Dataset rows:
* * * * * * * * *

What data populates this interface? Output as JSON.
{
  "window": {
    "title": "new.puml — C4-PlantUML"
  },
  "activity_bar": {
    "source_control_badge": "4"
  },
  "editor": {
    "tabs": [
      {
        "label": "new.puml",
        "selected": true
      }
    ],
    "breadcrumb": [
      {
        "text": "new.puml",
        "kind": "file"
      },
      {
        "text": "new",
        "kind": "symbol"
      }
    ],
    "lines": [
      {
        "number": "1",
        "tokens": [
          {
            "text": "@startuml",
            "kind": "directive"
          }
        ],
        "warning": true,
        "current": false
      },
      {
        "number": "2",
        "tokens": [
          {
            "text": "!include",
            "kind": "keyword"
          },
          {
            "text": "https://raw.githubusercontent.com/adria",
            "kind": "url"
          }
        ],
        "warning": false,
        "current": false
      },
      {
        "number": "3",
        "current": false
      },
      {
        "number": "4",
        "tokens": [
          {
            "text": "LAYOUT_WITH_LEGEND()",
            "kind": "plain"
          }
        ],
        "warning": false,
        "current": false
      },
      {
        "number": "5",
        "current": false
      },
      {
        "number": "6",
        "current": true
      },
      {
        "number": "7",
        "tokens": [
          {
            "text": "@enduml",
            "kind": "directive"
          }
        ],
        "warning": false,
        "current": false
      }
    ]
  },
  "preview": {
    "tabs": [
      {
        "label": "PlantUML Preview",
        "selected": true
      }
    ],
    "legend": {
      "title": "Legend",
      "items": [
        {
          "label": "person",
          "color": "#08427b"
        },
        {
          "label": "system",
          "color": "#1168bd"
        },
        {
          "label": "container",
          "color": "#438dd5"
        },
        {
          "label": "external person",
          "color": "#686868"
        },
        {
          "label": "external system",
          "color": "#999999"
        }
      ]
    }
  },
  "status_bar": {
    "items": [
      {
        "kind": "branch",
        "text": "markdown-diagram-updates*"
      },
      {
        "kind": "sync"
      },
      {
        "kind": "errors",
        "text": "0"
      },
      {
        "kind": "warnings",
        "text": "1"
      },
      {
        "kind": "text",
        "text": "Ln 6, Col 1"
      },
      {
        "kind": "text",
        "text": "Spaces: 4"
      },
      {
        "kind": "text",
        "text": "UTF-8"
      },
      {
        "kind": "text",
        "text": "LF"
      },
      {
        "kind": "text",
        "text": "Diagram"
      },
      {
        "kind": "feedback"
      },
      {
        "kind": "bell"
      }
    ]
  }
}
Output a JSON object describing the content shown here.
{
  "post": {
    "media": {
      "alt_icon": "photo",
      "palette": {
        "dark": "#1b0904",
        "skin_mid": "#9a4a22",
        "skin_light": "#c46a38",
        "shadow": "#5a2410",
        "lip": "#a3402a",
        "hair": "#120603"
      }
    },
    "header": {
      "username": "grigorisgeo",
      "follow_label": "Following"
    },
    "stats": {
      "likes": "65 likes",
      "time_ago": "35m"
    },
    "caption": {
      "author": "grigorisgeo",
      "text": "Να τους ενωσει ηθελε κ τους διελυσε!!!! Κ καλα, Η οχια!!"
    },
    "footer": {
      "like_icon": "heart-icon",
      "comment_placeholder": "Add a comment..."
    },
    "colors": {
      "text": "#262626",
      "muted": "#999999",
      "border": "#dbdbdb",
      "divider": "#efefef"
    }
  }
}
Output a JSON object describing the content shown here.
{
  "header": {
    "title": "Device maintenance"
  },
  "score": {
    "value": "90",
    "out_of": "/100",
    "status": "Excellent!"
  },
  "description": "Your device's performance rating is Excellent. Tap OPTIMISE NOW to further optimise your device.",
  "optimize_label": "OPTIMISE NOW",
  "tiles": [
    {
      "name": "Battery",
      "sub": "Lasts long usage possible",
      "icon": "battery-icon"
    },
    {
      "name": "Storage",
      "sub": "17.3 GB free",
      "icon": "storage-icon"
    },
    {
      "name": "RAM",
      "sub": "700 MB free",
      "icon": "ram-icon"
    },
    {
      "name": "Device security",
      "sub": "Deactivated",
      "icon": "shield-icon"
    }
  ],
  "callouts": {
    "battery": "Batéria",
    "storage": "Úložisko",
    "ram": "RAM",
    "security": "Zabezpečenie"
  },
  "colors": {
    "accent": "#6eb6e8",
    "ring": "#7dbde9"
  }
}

* * * * * * * * *

GIVEN REQUEST: Please quote the records above exactly, without skipping a line.

OUTPUT OF THE TASK:
What data populates this interface? Output as JSON.
{
  "window": {
    "title": "new.puml — C4-PlantUML"
  },
  "activity_bar": {
    "source_control_badge": "4"
  },
  "editor": {
    "tabs": [
      {
        "label": "new.puml",
        "selected": true
      }
    ],
    "breadcrumb": [
      {
        "text": "new.puml",
        "kind": "file"
      },
      {
        "text": "new",
        "kind": "symbol"
      }
    ],
    "lines": [
      {
        "number": "1",
        "tokens": [
          {
            "text": "@startuml",
            "kind": "directive"
          }
        ],
        "warning": true,
        "current": false
      },
      {
        "number": "2",
        "tokens": [
          {
            "text": "!include",
            "kind": "keyword"
          },
          {
            "text": "https://raw.githubusercontent.com/adria",
            "kind": "url"
          }
        ],
        "warning": false,
        "current": false
      },
      {
        "number": "3",
        "current": false
      },
      {
        "number": "4",
        "tokens": [
          {
            "text": "LAYOUT_WITH_LEGEND()",
            "kind": "plain"
          }
        ],
        "warning": false,
        "current": false
      },
      {
        "number": "5",
        "current": false
      },
      {
        "number": "6",
        "current": true
      },
      {
        "number": "7",
        "tokens": [
          {
            "text": "@enduml",
            "kind": "directive"
          }
        ],
        "warning": false,
        "current": false
      }
    ]
  },
  "preview": {
    "tabs": [
      {
        "label": "PlantUML Preview",
        "selected": true
      }
    ],
    "legend": {
      "title": "Legend",
      "items": [
        {
          "label": "person",
          "color": "#08427b"
        },
        {
          "label": "system",
          "color": "#1168bd"
        },
        {
          "label": "container",
          "color": "#438dd5"
        },
        {
          "label": "external person",
          "color": "#686868"
        },
        {
          "label": "external system",
          "color": "#999999"
        }
      ]
    }
  },
  "status_bar": {
    "items": [
      {
        "kind": "branch",
        "text": "markdown-diagram-updates*"
      },
      {
        "kind": "sync"
      },
      {
        "kind": "errors",
        "text": "0"
      },
      {
        "kind": "warnings",
        "text": "1"
      },
      {
        "kind": "text",
        "text": "Ln 6, Col 1"
      },
      {
        "kind": "text",
        "text": "Spaces: 4"
      },
      {
        "kind": "text",
        "text": "UTF-8"
      },
      {
        "kind": "text",
        "text": "LF"
      },
      {
        "kind": "text",
        "text": "Diagram"
      },
      {
        "kind": "feedback"
      },
      {
        "kind": "bell"
      }
    ]
  }
}
Output a JSON object describing the content shown here.
{
  "post": {
    "media": {
      "alt_icon": "photo",
      "palette": {
        "dark": "#1b0904",
        "skin_mid": "#9a4a22",
        "skin_light": "#c46a38",
        "shadow": "#5a2410",
        "lip": "#a3402a",
        "hair": "#120603"
      }
    },
    "header": {
      "username": "grigorisgeo",
      "follow_label": "Following"
    },
    "stats": {
      "likes": "65 likes",
      "time_ago": "35m"
    },
    "caption": {
      "author": "grigorisgeo",
      "text": "Να τους ενωσει ηθελε κ τους διελυσε!!!! Κ καλα, Η οχια!!"
    },
    "footer": {
      "like_icon": "heart-icon",
      "comment_placeholder": "Add a comment..."
    },
    "colors": {
      "text": "#262626",
      "muted": "#999999",
      "border": "#dbdbdb",
      "divider": "#efefef"
    }
  }
}
Output a JSON object describing the content shown here.
{
  "header": {
    "title": "Device maintenance"
  },
  "score": {
    "value": "90",
    "out_of": "/100",
    "status": "Excellent!"
  },
  "description": "Your device's performance rating is Excellent. Tap OPTIMISE NOW to further optimise your device.",
  "optimize_label": "OPTIMISE NOW",
  "tiles": [
    {
      "name": "Battery",
      "sub": "Lasts long usage possible",
      "icon": "battery-icon"
    },
    {
      "name": "Storage",
      "sub": "17.3 GB free",
      "icon": "storage-icon"
    },
    {
      "name": "RAM",
      "sub": "700 MB free",
      "icon": "ram-icon"
    },
    {
      "name": "Device security",
      "sub": "Deactivated",
      "icon": "shield-icon"
    }
  ],
  "callouts": {
    "battery": "Batéria",
    "storage": "Úložisko",
    "ram": "RAM",
    "security": "Zabezpečenie"
  },
  "colors": {
    "accent": "#6eb6e8",
    "ring": "#7dbde9"
  }
}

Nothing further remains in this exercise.